* [Written problem]:
Copy whichever lines contain the string "America".

-- begin --

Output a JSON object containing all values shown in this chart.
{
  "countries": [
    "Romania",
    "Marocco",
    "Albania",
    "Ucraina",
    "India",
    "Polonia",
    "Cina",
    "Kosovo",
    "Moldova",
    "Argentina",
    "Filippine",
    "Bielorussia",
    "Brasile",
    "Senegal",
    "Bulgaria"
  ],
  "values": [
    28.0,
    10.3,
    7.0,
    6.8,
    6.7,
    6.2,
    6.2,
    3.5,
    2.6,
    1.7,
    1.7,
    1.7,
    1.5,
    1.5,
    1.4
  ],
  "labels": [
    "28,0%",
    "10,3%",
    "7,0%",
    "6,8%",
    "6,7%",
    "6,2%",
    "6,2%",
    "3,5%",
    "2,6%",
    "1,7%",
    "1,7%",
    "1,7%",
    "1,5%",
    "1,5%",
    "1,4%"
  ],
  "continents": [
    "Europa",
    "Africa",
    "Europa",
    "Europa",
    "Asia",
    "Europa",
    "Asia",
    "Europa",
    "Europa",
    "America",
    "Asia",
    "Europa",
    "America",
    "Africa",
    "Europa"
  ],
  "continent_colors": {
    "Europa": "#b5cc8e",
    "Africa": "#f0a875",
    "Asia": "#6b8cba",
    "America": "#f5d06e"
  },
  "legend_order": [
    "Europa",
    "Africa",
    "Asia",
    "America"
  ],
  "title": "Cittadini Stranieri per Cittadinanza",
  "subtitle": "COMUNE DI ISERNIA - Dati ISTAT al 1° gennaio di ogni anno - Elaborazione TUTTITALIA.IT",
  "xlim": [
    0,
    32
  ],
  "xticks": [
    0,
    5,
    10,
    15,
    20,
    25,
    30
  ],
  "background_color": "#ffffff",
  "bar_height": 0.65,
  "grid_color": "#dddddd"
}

-- end --

* [Completed task]:
    "America",
    "America",
    "America": "#f5d06e"
    "America"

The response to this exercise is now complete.